_RECORDS PROVIDED:_
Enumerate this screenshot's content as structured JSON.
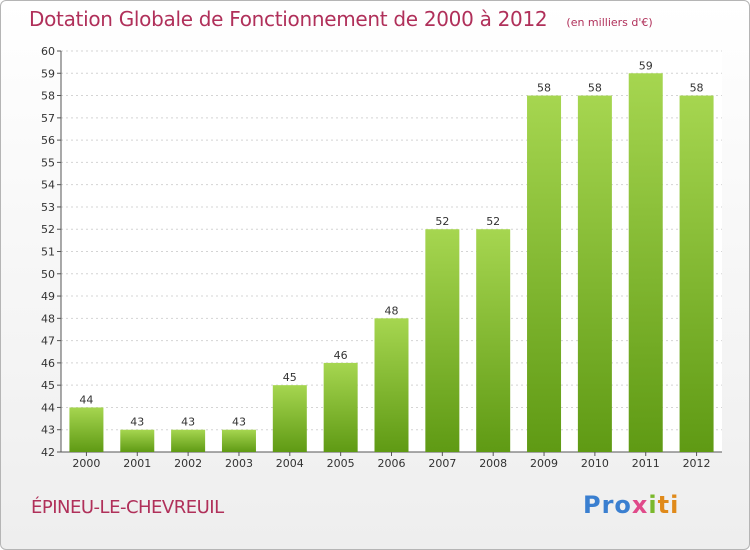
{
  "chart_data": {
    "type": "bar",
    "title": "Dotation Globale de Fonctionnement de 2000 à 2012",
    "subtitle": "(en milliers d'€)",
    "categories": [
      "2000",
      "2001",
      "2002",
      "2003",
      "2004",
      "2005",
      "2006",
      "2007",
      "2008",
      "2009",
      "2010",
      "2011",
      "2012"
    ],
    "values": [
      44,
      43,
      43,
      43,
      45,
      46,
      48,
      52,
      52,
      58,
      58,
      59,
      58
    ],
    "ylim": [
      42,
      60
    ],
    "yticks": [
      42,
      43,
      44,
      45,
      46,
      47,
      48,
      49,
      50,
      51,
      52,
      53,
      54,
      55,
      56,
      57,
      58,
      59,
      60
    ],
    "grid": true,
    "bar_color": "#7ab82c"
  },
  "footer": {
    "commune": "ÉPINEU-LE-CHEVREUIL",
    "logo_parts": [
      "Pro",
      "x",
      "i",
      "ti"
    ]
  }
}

_DO THIS:_
Extract the entries in full, exactly as they are, minus the pictures.

_TASK ANSWER:_
Enumerate this screenshot's content as structured JSON.
{
  "chart_data": {
    "type": "bar",
    "title": "Dotation Globale de Fonctionnement de 2000 à 2012",
    "subtitle": "(en milliers d'€)",
    "categories": [
      "2000",
      "2001",
      "2002",
      "2003",
      "2004",
      "2005",
      "2006",
      "2007",
      "2008",
      "2009",
      "2010",
      "2011",
      "2012"
    ],
    "values": [
      44,
      43,
      43,
      43,
      45,
      46,
      48,
      52,
      52,
      58,
      58,
      59,
      58
    ],
    "ylim": [
      42,
      60
    ],
    "yticks": [
      42,
      43,
      44,
      45,
      46,
      47,
      48,
      49,
      50,
      51,
      52,
      53,
      54,
      55,
      56,
      57,
      58,
      59,
      60
    ],
    "grid": true,
    "bar_color": "#7ab82c"
  },
  "footer": {
    "commune": "ÉPINEU-LE-CHEVREUIL",
    "logo_parts": [
      "Pro",
      "x",
      "i",
      "ti"
    ]
  }
}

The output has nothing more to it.